WHAT YOU HAVE TO DO: For the entries below, how many lines include the word "スタンド付き"? Give the figure and nothing more.

DATA FOR THIS TASK:
▶
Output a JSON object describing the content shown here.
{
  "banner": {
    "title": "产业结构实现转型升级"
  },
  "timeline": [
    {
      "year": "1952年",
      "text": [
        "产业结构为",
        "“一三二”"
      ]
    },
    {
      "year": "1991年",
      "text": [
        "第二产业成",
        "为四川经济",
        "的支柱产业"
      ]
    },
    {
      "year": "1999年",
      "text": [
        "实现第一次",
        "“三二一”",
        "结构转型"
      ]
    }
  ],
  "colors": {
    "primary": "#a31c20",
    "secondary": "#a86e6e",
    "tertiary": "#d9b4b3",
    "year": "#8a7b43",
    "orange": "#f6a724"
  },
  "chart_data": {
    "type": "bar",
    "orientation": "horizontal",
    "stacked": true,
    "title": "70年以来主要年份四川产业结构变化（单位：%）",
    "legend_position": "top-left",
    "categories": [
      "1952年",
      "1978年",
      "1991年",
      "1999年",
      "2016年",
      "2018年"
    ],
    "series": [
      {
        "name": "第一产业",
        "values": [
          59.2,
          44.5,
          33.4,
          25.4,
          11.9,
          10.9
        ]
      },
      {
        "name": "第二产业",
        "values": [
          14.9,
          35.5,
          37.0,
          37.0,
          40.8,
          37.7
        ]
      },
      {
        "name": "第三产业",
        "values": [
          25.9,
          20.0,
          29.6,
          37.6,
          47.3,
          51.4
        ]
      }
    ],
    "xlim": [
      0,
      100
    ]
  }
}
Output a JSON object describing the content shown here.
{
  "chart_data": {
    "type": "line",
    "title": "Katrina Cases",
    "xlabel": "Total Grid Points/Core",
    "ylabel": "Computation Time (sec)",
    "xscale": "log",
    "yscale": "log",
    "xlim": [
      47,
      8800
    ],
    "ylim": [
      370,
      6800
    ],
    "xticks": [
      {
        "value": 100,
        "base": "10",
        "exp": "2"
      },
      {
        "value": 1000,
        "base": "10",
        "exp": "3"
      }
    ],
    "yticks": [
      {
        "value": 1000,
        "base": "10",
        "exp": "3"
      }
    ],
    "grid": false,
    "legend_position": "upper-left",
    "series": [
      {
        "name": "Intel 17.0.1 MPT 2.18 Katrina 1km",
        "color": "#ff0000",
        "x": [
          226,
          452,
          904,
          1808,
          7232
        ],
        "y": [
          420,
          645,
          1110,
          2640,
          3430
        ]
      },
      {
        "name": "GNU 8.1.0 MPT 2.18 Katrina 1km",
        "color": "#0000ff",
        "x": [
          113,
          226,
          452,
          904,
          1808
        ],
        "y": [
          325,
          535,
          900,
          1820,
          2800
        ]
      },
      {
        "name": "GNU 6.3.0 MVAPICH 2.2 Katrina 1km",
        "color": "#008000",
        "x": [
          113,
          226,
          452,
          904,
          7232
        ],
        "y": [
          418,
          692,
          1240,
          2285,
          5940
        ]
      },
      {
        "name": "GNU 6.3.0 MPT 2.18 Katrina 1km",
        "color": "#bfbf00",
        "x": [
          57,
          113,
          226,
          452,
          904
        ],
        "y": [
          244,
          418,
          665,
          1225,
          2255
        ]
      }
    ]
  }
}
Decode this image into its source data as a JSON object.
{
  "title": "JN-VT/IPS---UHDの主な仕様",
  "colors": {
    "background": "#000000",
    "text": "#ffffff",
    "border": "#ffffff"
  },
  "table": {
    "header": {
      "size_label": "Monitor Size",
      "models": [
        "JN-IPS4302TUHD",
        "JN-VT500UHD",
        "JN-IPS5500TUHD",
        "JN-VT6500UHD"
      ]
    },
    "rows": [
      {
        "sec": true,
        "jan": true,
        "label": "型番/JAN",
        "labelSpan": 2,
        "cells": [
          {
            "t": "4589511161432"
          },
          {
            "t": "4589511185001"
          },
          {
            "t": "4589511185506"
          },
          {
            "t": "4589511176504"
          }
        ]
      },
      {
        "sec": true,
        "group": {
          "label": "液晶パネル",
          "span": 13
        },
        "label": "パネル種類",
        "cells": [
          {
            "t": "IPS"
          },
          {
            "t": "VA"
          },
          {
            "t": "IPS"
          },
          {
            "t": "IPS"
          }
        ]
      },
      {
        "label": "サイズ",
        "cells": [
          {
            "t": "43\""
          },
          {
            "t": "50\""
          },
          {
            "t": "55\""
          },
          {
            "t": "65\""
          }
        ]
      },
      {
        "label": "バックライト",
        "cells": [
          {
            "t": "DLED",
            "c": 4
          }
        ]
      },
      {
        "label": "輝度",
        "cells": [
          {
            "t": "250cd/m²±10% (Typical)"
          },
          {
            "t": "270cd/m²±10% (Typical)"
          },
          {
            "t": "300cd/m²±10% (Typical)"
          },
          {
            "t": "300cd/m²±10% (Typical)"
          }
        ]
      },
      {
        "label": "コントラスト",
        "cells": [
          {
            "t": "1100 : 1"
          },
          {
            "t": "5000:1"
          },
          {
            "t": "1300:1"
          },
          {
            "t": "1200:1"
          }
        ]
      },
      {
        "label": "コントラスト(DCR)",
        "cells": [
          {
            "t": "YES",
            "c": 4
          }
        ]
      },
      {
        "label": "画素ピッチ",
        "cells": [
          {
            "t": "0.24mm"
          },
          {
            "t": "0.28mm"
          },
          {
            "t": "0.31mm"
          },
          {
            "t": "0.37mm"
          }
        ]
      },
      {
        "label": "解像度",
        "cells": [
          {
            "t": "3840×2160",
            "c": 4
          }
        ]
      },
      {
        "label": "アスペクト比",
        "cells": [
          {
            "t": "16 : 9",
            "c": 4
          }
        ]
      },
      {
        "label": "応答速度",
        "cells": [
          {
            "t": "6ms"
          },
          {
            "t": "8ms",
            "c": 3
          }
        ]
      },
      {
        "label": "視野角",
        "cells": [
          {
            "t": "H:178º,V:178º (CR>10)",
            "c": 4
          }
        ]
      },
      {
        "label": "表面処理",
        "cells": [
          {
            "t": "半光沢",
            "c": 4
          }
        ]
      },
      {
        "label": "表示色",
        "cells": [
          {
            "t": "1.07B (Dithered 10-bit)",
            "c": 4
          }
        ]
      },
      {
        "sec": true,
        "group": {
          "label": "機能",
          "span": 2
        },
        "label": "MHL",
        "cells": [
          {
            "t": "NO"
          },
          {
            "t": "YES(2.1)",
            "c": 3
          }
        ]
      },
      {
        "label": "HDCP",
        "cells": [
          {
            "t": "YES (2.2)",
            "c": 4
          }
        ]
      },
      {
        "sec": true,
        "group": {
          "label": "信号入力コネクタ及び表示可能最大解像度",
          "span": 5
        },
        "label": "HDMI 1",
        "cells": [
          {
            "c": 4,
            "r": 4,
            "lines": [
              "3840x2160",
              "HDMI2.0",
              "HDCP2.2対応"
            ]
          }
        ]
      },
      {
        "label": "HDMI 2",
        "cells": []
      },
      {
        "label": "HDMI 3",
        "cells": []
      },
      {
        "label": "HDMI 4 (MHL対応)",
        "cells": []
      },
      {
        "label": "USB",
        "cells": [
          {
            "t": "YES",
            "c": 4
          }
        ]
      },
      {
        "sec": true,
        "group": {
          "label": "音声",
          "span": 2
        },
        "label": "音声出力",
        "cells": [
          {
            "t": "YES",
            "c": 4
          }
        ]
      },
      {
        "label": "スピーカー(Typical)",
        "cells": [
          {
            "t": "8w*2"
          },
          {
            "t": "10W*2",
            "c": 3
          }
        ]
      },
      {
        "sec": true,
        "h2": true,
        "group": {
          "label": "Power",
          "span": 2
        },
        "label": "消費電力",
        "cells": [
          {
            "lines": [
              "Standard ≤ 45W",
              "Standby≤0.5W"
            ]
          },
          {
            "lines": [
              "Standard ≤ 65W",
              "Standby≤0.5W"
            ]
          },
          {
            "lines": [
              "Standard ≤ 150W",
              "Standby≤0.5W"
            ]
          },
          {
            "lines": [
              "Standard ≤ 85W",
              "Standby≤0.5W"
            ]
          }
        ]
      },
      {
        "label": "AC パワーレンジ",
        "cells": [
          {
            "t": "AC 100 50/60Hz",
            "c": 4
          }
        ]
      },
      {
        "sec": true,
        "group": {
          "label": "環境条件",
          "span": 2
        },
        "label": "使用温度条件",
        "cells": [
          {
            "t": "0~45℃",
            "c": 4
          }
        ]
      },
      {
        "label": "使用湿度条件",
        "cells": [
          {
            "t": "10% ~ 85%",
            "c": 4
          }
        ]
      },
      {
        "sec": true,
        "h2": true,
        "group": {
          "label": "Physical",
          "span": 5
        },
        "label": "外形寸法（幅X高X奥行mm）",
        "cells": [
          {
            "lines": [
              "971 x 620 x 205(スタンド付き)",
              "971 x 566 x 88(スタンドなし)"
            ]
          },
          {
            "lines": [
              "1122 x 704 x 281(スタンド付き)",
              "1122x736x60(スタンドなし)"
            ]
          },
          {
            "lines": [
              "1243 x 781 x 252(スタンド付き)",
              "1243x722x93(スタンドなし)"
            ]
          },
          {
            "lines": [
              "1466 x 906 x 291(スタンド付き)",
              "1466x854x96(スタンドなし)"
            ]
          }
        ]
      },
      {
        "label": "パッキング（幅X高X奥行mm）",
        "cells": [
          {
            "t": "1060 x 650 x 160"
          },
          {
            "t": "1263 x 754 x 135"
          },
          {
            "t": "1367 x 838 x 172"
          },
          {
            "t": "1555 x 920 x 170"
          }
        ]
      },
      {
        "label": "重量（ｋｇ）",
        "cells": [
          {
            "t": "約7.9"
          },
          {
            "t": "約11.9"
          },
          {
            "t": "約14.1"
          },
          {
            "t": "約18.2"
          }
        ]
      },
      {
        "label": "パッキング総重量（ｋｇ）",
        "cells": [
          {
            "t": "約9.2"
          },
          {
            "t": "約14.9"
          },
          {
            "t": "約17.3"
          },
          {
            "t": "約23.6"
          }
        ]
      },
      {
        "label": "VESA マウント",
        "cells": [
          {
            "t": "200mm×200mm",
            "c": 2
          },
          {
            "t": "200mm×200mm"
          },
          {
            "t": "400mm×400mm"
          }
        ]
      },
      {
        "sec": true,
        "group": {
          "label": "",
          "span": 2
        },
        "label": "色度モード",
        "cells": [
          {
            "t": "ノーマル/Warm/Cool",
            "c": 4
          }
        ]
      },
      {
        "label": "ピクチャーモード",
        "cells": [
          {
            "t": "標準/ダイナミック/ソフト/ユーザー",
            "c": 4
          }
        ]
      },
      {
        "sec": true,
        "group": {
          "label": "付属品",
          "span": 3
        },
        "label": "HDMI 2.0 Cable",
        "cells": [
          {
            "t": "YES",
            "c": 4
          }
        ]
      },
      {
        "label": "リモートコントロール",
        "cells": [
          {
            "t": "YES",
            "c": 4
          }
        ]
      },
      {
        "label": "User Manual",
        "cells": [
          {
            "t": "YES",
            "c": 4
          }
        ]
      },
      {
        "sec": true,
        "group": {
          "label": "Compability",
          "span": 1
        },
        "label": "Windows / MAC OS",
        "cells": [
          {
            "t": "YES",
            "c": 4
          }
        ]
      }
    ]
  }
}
◀
ANSWER FOR THE TASK: 4